WRITTEN EXERCISE
In the listing below, locate the lines bearing the word "title". Copy every one of them.

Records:
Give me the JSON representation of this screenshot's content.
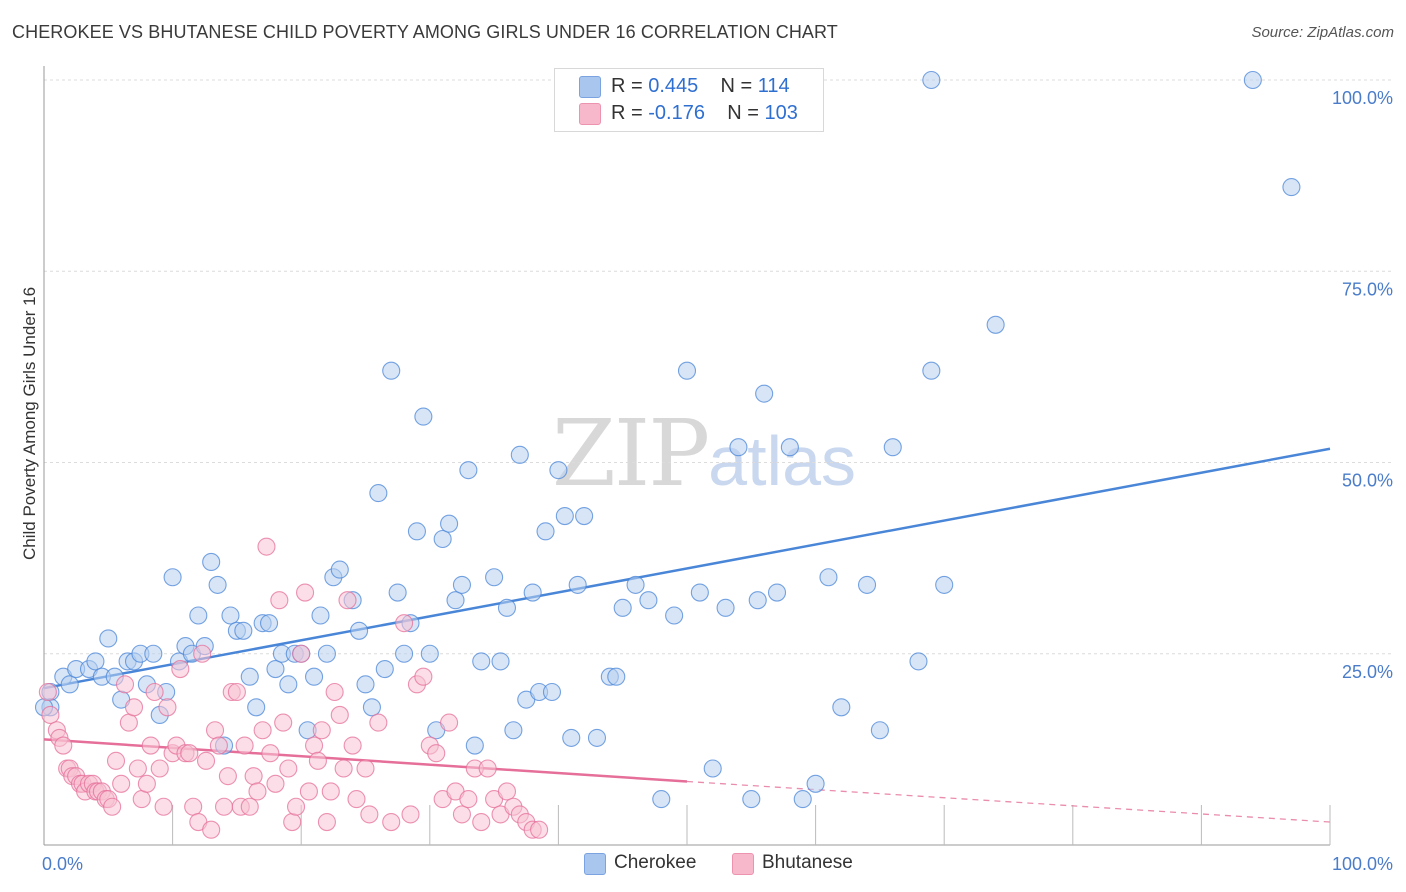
{
  "title": "CHEROKEE VS BHUTANESE CHILD POVERTY AMONG GIRLS UNDER 16 CORRELATION CHART",
  "source": "Source: ZipAtlas.com",
  "watermark": {
    "zip": "ZIP",
    "atlas": "atlas"
  },
  "legend": {
    "rows": [
      {
        "r_label": "R =",
        "r_value": "0.445",
        "n_label": "N =",
        "n_value": "114",
        "color": "#a9c6ee"
      },
      {
        "r_label": "R =",
        "r_value": "-0.176",
        "n_label": "N =",
        "n_value": "103",
        "color": "#f7b8cb"
      }
    ]
  },
  "bottom_legend": [
    {
      "label": "Cherokee",
      "color": "#a9c6ee"
    },
    {
      "label": "Bhutanese",
      "color": "#f7b8cb"
    }
  ],
  "chart_data": {
    "type": "scatter",
    "title": "CHEROKEE VS BHUTANESE CHILD POVERTY AMONG GIRLS UNDER 16 CORRELATION CHART",
    "xlabel": "",
    "ylabel": "Child Poverty Among Girls Under 16",
    "xlim": [
      0,
      100
    ],
    "ylim": [
      0,
      100
    ],
    "x_tick_labels": [
      "0.0%",
      "100.0%"
    ],
    "y_tick_labels": [
      "100.0%",
      "75.0%",
      "50.0%",
      "25.0%"
    ],
    "y_ticks": [
      100,
      75,
      50,
      25
    ],
    "grid": true,
    "legend_position": "top-center",
    "series": [
      {
        "name": "Cherokee",
        "color": "#4a86d8",
        "fill": "#b7cff0",
        "trend": {
          "x": [
            0,
            100
          ],
          "y": [
            20.5,
            51.8
          ],
          "style": "solid"
        },
        "points": [
          [
            0.5,
            20
          ],
          [
            0.5,
            18
          ],
          [
            1.5,
            22
          ],
          [
            2,
            21
          ],
          [
            2.5,
            23
          ],
          [
            3.5,
            23
          ],
          [
            4,
            24
          ],
          [
            4.5,
            22
          ],
          [
            5,
            27
          ],
          [
            5.5,
            22
          ],
          [
            6,
            19
          ],
          [
            6.5,
            24
          ],
          [
            7,
            24
          ],
          [
            7.5,
            25
          ],
          [
            8,
            21
          ],
          [
            8.5,
            25
          ],
          [
            9,
            17
          ],
          [
            9.5,
            20
          ],
          [
            10,
            35
          ],
          [
            10.5,
            24
          ],
          [
            11,
            26
          ],
          [
            11.5,
            25
          ],
          [
            12,
            30
          ],
          [
            12.5,
            26
          ],
          [
            13,
            37
          ],
          [
            13.5,
            34
          ],
          [
            14,
            13
          ],
          [
            14.5,
            30
          ],
          [
            15,
            28
          ],
          [
            15.5,
            28
          ],
          [
            16,
            22
          ],
          [
            16.5,
            18
          ],
          [
            17,
            29
          ],
          [
            17.5,
            29
          ],
          [
            18,
            23
          ],
          [
            18.5,
            25
          ],
          [
            19,
            21
          ],
          [
            19.5,
            25
          ],
          [
            20,
            25
          ],
          [
            20.5,
            15
          ],
          [
            21,
            22
          ],
          [
            21.5,
            30
          ],
          [
            22,
            25
          ],
          [
            22.5,
            35
          ],
          [
            23,
            36
          ],
          [
            24,
            32
          ],
          [
            24.5,
            28
          ],
          [
            25,
            21
          ],
          [
            25.5,
            18
          ],
          [
            26,
            46
          ],
          [
            26.5,
            23
          ],
          [
            27,
            62
          ],
          [
            27.5,
            33
          ],
          [
            28,
            25
          ],
          [
            28.5,
            29
          ],
          [
            29,
            41
          ],
          [
            29.5,
            56
          ],
          [
            30,
            25
          ],
          [
            30.5,
            15
          ],
          [
            31,
            40
          ],
          [
            31.5,
            42
          ],
          [
            32,
            32
          ],
          [
            32.5,
            34
          ],
          [
            33,
            49
          ],
          [
            33.5,
            13
          ],
          [
            34,
            24
          ],
          [
            35,
            35
          ],
          [
            35.5,
            24
          ],
          [
            36,
            31
          ],
          [
            36.5,
            15
          ],
          [
            37,
            51
          ],
          [
            37.5,
            19
          ],
          [
            38,
            33
          ],
          [
            38.5,
            20
          ],
          [
            39,
            41
          ],
          [
            39.5,
            20
          ],
          [
            40,
            49
          ],
          [
            40.5,
            43
          ],
          [
            41,
            14
          ],
          [
            41.5,
            34
          ],
          [
            42,
            43
          ],
          [
            43,
            14
          ],
          [
            44,
            22
          ],
          [
            44.5,
            22
          ],
          [
            45,
            31
          ],
          [
            46,
            34
          ],
          [
            47,
            32
          ],
          [
            48,
            6
          ],
          [
            49,
            30
          ],
          [
            50,
            62
          ],
          [
            51,
            33
          ],
          [
            52,
            10
          ],
          [
            53,
            31
          ],
          [
            54,
            52
          ],
          [
            55,
            6
          ],
          [
            55.5,
            32
          ],
          [
            56,
            59
          ],
          [
            57,
            33
          ],
          [
            58,
            52
          ],
          [
            59,
            6
          ],
          [
            60,
            8
          ],
          [
            61,
            35
          ],
          [
            62,
            18
          ],
          [
            64,
            34
          ],
          [
            65,
            15
          ],
          [
            66,
            52
          ],
          [
            68,
            24
          ],
          [
            69,
            62
          ],
          [
            70,
            34
          ],
          [
            74,
            68
          ],
          [
            69,
            100
          ],
          [
            94,
            100
          ],
          [
            97,
            86
          ],
          [
            0,
            18
          ]
        ]
      },
      {
        "name": "Bhutanese",
        "color": "#e56f99",
        "fill": "#f7c3d3",
        "trend": {
          "x": [
            0,
            50
          ],
          "y": [
            13.8,
            8.3
          ],
          "style": "solid",
          "extended": {
            "x": [
              50,
              100
            ],
            "y": [
              8.3,
              3.0
            ],
            "style": "dashed"
          }
        },
        "points": [
          [
            0.3,
            20
          ],
          [
            0.5,
            17
          ],
          [
            1,
            15
          ],
          [
            1.2,
            14
          ],
          [
            1.5,
            13
          ],
          [
            1.8,
            10
          ],
          [
            2,
            10
          ],
          [
            2.2,
            9
          ],
          [
            2.5,
            9
          ],
          [
            2.8,
            8
          ],
          [
            3,
            8
          ],
          [
            3.2,
            7
          ],
          [
            3.5,
            8
          ],
          [
            3.8,
            8
          ],
          [
            4,
            7
          ],
          [
            4.2,
            7
          ],
          [
            4.5,
            7
          ],
          [
            4.8,
            6
          ],
          [
            5,
            6
          ],
          [
            5.3,
            5
          ],
          [
            5.6,
            11
          ],
          [
            6,
            8
          ],
          [
            6.3,
            21
          ],
          [
            6.6,
            16
          ],
          [
            7,
            18
          ],
          [
            7.3,
            10
          ],
          [
            7.6,
            6
          ],
          [
            8,
            8
          ],
          [
            8.3,
            13
          ],
          [
            8.6,
            20
          ],
          [
            9,
            10
          ],
          [
            9.3,
            5
          ],
          [
            9.6,
            18
          ],
          [
            10,
            12
          ],
          [
            10.3,
            13
          ],
          [
            10.6,
            23
          ],
          [
            11,
            12
          ],
          [
            11.3,
            12
          ],
          [
            11.6,
            5
          ],
          [
            12,
            3
          ],
          [
            12.3,
            25
          ],
          [
            12.6,
            11
          ],
          [
            13,
            2
          ],
          [
            13.3,
            15
          ],
          [
            13.6,
            13
          ],
          [
            14,
            5
          ],
          [
            14.3,
            9
          ],
          [
            14.6,
            20
          ],
          [
            15,
            20
          ],
          [
            15.3,
            5
          ],
          [
            15.6,
            13
          ],
          [
            16,
            5
          ],
          [
            16.3,
            9
          ],
          [
            16.6,
            7
          ],
          [
            17,
            15
          ],
          [
            17.3,
            39
          ],
          [
            17.6,
            12
          ],
          [
            18,
            8
          ],
          [
            18.3,
            32
          ],
          [
            18.6,
            16
          ],
          [
            19,
            10
          ],
          [
            19.3,
            3
          ],
          [
            19.6,
            5
          ],
          [
            20,
            25
          ],
          [
            20.3,
            33
          ],
          [
            20.6,
            7
          ],
          [
            21,
            13
          ],
          [
            21.3,
            11
          ],
          [
            21.6,
            15
          ],
          [
            22,
            3
          ],
          [
            22.3,
            7
          ],
          [
            22.6,
            20
          ],
          [
            23,
            17
          ],
          [
            23.3,
            10
          ],
          [
            23.6,
            32
          ],
          [
            24,
            13
          ],
          [
            24.3,
            6
          ],
          [
            25,
            10
          ],
          [
            25.3,
            4
          ],
          [
            26,
            16
          ],
          [
            27,
            3
          ],
          [
            28,
            29
          ],
          [
            28.5,
            4
          ],
          [
            29,
            21
          ],
          [
            29.5,
            22
          ],
          [
            30,
            13
          ],
          [
            30.5,
            12
          ],
          [
            31,
            6
          ],
          [
            31.5,
            16
          ],
          [
            32,
            7
          ],
          [
            32.5,
            4
          ],
          [
            33,
            6
          ],
          [
            33.5,
            10
          ],
          [
            34,
            3
          ],
          [
            34.5,
            10
          ],
          [
            35,
            6
          ],
          [
            35.5,
            4
          ],
          [
            36,
            7
          ],
          [
            36.5,
            5
          ],
          [
            37,
            4
          ],
          [
            37.5,
            3
          ],
          [
            38,
            2
          ],
          [
            38.5,
            2
          ]
        ]
      }
    ]
  }
}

WORKED ANSWER
  "title": "CHEROKEE VS BHUTANESE CHILD POVERTY AMONG GIRLS UNDER 16 CORRELATION CHART",
    "title": "CHEROKEE VS BHUTANESE CHILD POVERTY AMONG GIRLS UNDER 16 CORRELATION CHART",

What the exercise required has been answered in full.